(Data records)

+++

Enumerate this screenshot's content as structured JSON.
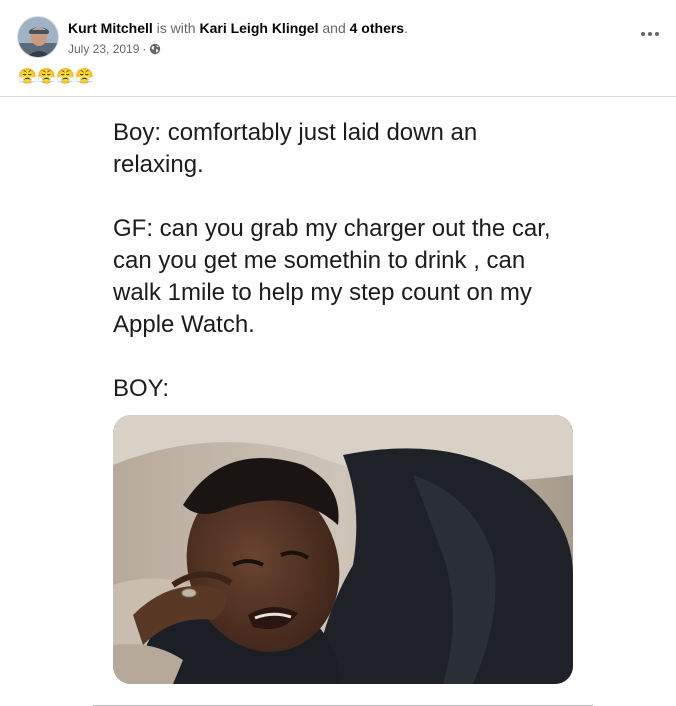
{
  "post": {
    "author": "Kurt Mitchell",
    "with_text": "is with",
    "tagged_person": "Kari Leigh Klingel",
    "and_text": "and",
    "others_link": "4 others",
    "period": ".",
    "date": "July 23, 2019",
    "separator": "·",
    "privacy_icon": "globe-icon",
    "more_icon": "more-options-icon",
    "caption_emojis": [
      "😤",
      "😤",
      "😤",
      "😤"
    ]
  },
  "meme": {
    "text": "Boy: comfortably just laid down an\nrelaxing.\n\nGF: can you grab my charger out the car,\ncan you get me somethin to drink , can\nwalk 1mile to help my step count on my\nApple Watch.\n\nBOY:",
    "image_subject": "crying-man-photo"
  }
}
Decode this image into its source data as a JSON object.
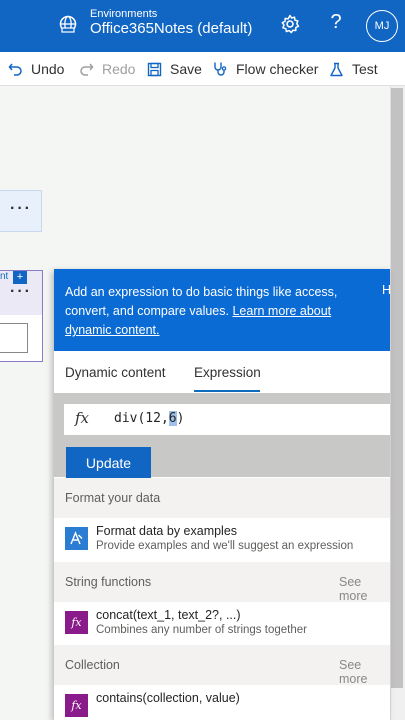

+++

Would you return the data exactly as written, without the pictures?

## [SOLUTION TO THE PROBLEM]
Enumerate this screenshot's content as structured JSON.
{
  "post": {
    "author": "Kurt Mitchell",
    "with_text": "is with",
    "tagged_person": "Kari Leigh Klingel",
    "and_text": "and",
    "others_link": "4 others",
    "period": ".",
    "date": "July 23, 2019",
    "separator": "·",
    "privacy_icon": "globe-icon",
    "more_icon": "more-options-icon",
    "caption_emojis": [
      "😤",
      "😤",
      "😤",
      "😤"
    ]
  },
  "meme": {
    "text": "Boy: comfortably just laid down an\nrelaxing.\n\nGF: can you grab my charger out the car,\ncan you get me somethin to drink , can\nwalk 1mile to help my step count on my\nApple Watch.\n\nBOY:",
    "image_subject": "crying-man-photo"
  }
}
Decode this image into its source data as a JSON object.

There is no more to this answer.